EXERCISE TASK: Pictures don't belong in the copy; print all the records exactly.
================================
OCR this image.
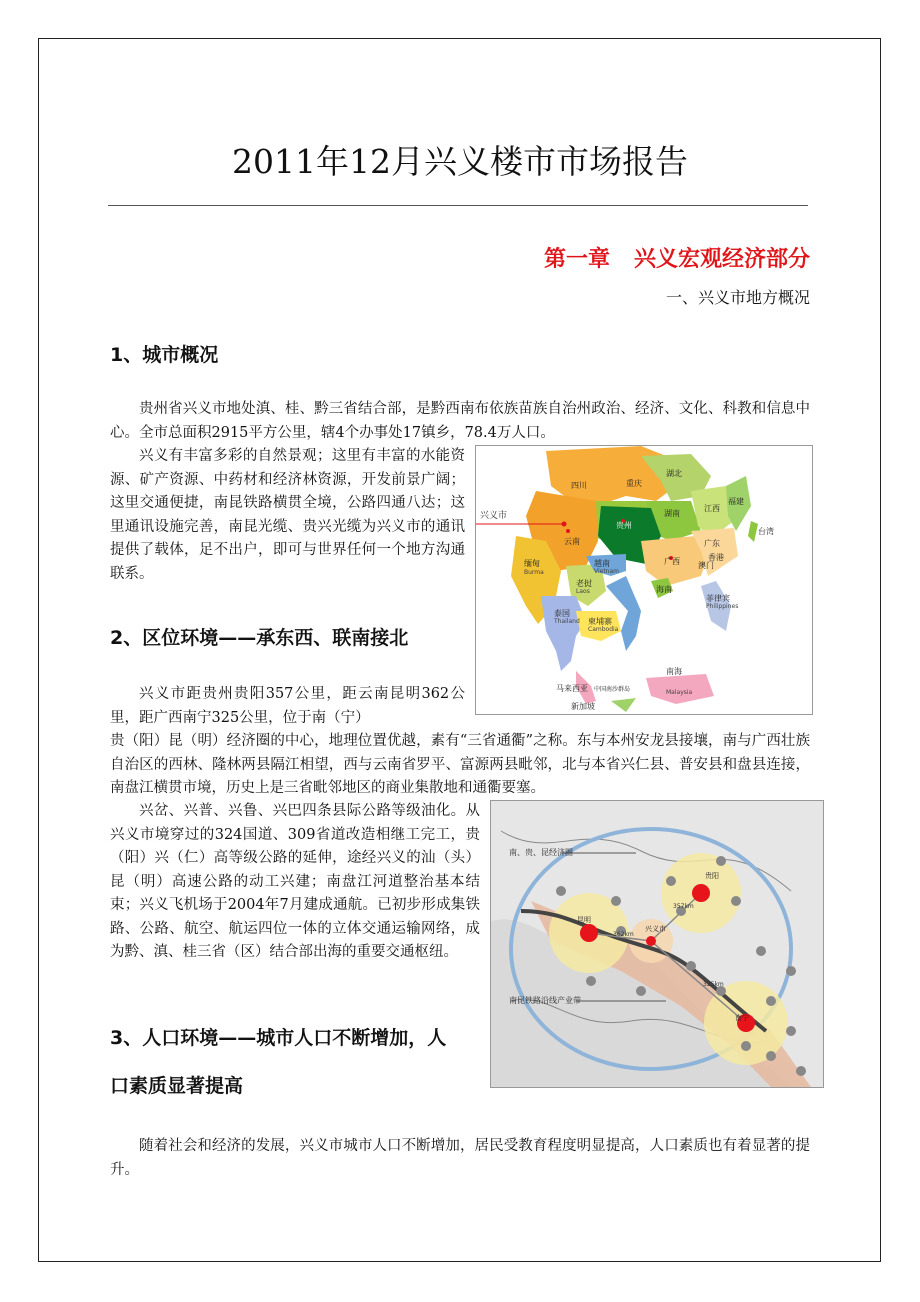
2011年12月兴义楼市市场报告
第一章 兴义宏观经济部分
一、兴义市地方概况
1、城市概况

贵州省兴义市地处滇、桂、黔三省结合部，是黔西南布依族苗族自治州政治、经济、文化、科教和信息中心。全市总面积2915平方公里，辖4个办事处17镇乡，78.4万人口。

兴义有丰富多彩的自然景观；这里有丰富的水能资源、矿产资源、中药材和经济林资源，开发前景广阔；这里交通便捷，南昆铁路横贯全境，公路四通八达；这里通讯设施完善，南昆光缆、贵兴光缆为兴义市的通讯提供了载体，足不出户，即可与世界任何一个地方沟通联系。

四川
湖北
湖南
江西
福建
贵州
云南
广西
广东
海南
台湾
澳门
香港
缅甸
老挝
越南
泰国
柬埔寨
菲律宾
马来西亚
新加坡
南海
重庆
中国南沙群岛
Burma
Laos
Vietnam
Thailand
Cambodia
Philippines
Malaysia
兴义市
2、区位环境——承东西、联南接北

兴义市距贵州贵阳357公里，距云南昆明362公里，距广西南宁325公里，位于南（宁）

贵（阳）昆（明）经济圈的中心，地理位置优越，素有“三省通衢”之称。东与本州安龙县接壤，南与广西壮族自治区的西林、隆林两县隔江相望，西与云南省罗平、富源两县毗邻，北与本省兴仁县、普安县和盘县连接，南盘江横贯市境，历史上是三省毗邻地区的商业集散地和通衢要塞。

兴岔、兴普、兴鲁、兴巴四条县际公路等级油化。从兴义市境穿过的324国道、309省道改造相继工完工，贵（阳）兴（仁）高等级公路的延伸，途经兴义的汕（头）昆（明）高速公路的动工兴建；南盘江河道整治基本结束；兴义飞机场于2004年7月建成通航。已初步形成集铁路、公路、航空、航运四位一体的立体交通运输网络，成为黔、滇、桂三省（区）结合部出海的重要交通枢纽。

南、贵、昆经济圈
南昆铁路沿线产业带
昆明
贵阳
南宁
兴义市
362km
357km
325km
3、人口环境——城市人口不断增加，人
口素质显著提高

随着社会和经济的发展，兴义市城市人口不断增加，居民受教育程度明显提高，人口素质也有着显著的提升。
================================
WRITTEN SOLUTION:
OCR this image.
2011年12月兴义楼市市场报告
第一章 兴义宏观经济部分
一、兴义市地方概况
1、城市概况

贵州省兴义市地处滇、桂、黔三省结合部，是黔西南布依族苗族自治州政治、经济、文化、科教和信息中心。全市总面积2915平方公里，辖4个办事处17镇乡，78.4万人口。

兴义有丰富多彩的自然景观；这里有丰富的水能资源、矿产资源、中药材和经济林资源，开发前景广阔；这里交通便捷，南昆铁路横贯全境，公路四通八达；这里通讯设施完善，南昆光缆、贵兴光缆为兴义市的通讯提供了载体，足不出户，即可与世界任何一个地方沟通联系。

四川
湖北
湖南
江西
福建
贵州
云南
广西
广东
海南
台湾
澳门
香港
缅甸
老挝
越南
泰国
柬埔寨
菲律宾
马来西亚
新加坡
南海
重庆
中国南沙群岛
Burma
Laos
Vietnam
Thailand
Cambodia
Philippines
Malaysia
兴义市
2、区位环境——承东西、联南接北

兴义市距贵州贵阳357公里，距云南昆明362公里，距广西南宁325公里，位于南（宁）

贵（阳）昆（明）经济圈的中心，地理位置优越，素有“三省通衢”之称。东与本州安龙县接壤，南与广西壮族自治区的西林、隆林两县隔江相望，西与云南省罗平、富源两县毗邻，北与本省兴仁县、普安县和盘县连接，南盘江横贯市境，历史上是三省毗邻地区的商业集散地和通衢要塞。

兴岔、兴普、兴鲁、兴巴四条县际公路等级油化。从兴义市境穿过的324国道、309省道改造相继工完工，贵（阳）兴（仁）高等级公路的延伸，途经兴义的汕（头）昆（明）高速公路的动工兴建；南盘江河道整治基本结束；兴义飞机场于2004年7月建成通航。已初步形成集铁路、公路、航空、航运四位一体的立体交通运输网络，成为黔、滇、桂三省（区）结合部出海的重要交通枢纽。

南、贵、昆经济圈
南昆铁路沿线产业带
昆明
贵阳
南宁
兴义市
362km
357km
325km
3、人口环境——城市人口不断增加，人
口素质显著提高

随着社会和经济的发展，兴义市城市人口不断增加，居民受教育程度明显提高，人口素质也有着显著的提升。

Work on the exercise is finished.